* **Exercise objective**
Each of the entries should be retyped precisely as it appears.

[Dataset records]
+ + + +

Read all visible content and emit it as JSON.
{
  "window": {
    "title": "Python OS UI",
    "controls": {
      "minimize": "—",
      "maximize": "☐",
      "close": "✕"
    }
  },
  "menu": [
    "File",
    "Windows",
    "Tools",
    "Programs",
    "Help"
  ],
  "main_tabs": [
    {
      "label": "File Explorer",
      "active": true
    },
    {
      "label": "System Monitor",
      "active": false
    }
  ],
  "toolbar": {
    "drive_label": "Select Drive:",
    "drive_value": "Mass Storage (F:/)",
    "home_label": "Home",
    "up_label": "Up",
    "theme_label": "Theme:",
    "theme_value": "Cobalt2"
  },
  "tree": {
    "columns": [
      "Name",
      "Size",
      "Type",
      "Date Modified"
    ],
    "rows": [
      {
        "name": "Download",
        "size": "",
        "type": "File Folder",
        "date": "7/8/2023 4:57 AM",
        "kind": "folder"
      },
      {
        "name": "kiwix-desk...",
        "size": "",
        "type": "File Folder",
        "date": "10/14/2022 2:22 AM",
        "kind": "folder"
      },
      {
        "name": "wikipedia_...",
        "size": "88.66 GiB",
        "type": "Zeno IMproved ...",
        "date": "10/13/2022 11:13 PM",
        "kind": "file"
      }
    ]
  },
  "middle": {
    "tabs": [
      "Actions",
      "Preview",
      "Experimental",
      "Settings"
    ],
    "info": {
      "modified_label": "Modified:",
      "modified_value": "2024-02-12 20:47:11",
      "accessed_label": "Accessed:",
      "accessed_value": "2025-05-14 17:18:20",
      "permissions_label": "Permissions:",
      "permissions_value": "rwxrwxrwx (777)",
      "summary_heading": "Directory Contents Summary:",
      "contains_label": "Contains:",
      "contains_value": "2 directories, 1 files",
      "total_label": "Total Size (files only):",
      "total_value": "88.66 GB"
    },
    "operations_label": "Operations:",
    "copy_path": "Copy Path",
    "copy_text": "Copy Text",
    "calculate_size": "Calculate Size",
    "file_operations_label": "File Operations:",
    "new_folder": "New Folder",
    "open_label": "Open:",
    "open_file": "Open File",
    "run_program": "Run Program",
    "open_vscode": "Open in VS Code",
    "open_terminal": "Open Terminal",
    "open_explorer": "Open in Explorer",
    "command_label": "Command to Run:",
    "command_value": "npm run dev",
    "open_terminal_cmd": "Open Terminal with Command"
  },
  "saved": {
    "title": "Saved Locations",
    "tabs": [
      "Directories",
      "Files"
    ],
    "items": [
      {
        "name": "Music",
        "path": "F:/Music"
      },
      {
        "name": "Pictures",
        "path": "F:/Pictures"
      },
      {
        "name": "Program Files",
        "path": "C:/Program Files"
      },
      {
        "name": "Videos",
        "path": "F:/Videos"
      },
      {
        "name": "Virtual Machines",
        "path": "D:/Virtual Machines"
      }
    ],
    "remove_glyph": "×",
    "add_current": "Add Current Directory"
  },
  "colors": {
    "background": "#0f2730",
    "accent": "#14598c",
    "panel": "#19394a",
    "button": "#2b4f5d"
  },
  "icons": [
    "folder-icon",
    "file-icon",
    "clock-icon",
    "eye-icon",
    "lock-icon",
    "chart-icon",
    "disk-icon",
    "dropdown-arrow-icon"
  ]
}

+ + + +

* **Written response**
Read all visible content and emit it as JSON.
{
  "window": {
    "title": "Python OS UI",
    "controls": {
      "minimize": "—",
      "maximize": "☐",
      "close": "✕"
    }
  },
  "menu": [
    "File",
    "Windows",
    "Tools",
    "Programs",
    "Help"
  ],
  "main_tabs": [
    {
      "label": "File Explorer",
      "active": true
    },
    {
      "label": "System Monitor",
      "active": false
    }
  ],
  "toolbar": {
    "drive_label": "Select Drive:",
    "drive_value": "Mass Storage (F:/)",
    "home_label": "Home",
    "up_label": "Up",
    "theme_label": "Theme:",
    "theme_value": "Cobalt2"
  },
  "tree": {
    "columns": [
      "Name",
      "Size",
      "Type",
      "Date Modified"
    ],
    "rows": [
      {
        "name": "Download",
        "size": "",
        "type": "File Folder",
        "date": "7/8/2023 4:57 AM",
        "kind": "folder"
      },
      {
        "name": "kiwix-desk...",
        "size": "",
        "type": "File Folder",
        "date": "10/14/2022 2:22 AM",
        "kind": "folder"
      },
      {
        "name": "wikipedia_...",
        "size": "88.66 GiB",
        "type": "Zeno IMproved ...",
        "date": "10/13/2022 11:13 PM",
        "kind": "file"
      }
    ]
  },
  "middle": {
    "tabs": [
      "Actions",
      "Preview",
      "Experimental",
      "Settings"
    ],
    "info": {
      "modified_label": "Modified:",
      "modified_value": "2024-02-12 20:47:11",
      "accessed_label": "Accessed:",
      "accessed_value": "2025-05-14 17:18:20",
      "permissions_label": "Permissions:",
      "permissions_value": "rwxrwxrwx (777)",
      "summary_heading": "Directory Contents Summary:",
      "contains_label": "Contains:",
      "contains_value": "2 directories, 1 files",
      "total_label": "Total Size (files only):",
      "total_value": "88.66 GB"
    },
    "operations_label": "Operations:",
    "copy_path": "Copy Path",
    "copy_text": "Copy Text",
    "calculate_size": "Calculate Size",
    "file_operations_label": "File Operations:",
    "new_folder": "New Folder",
    "open_label": "Open:",
    "open_file": "Open File",
    "run_program": "Run Program",
    "open_vscode": "Open in VS Code",
    "open_terminal": "Open Terminal",
    "open_explorer": "Open in Explorer",
    "command_label": "Command to Run:",
    "command_value": "npm run dev",
    "open_terminal_cmd": "Open Terminal with Command"
  },
  "saved": {
    "title": "Saved Locations",
    "tabs": [
      "Directories",
      "Files"
    ],
    "items": [
      {
        "name": "Music",
        "path": "F:/Music"
      },
      {
        "name": "Pictures",
        "path": "F:/Pictures"
      },
      {
        "name": "Program Files",
        "path": "C:/Program Files"
      },
      {
        "name": "Videos",
        "path": "F:/Videos"
      },
      {
        "name": "Virtual Machines",
        "path": "D:/Virtual Machines"
      }
    ],
    "remove_glyph": "×",
    "add_current": "Add Current Directory"
  },
  "colors": {
    "background": "#0f2730",
    "accent": "#14598c",
    "panel": "#19394a",
    "button": "#2b4f5d"
  },
  "icons": [
    "folder-icon",
    "file-icon",
    "clock-icon",
    "eye-icon",
    "lock-icon",
    "chart-icon",
    "disk-icon",
    "dropdown-arrow-icon"
  ]
}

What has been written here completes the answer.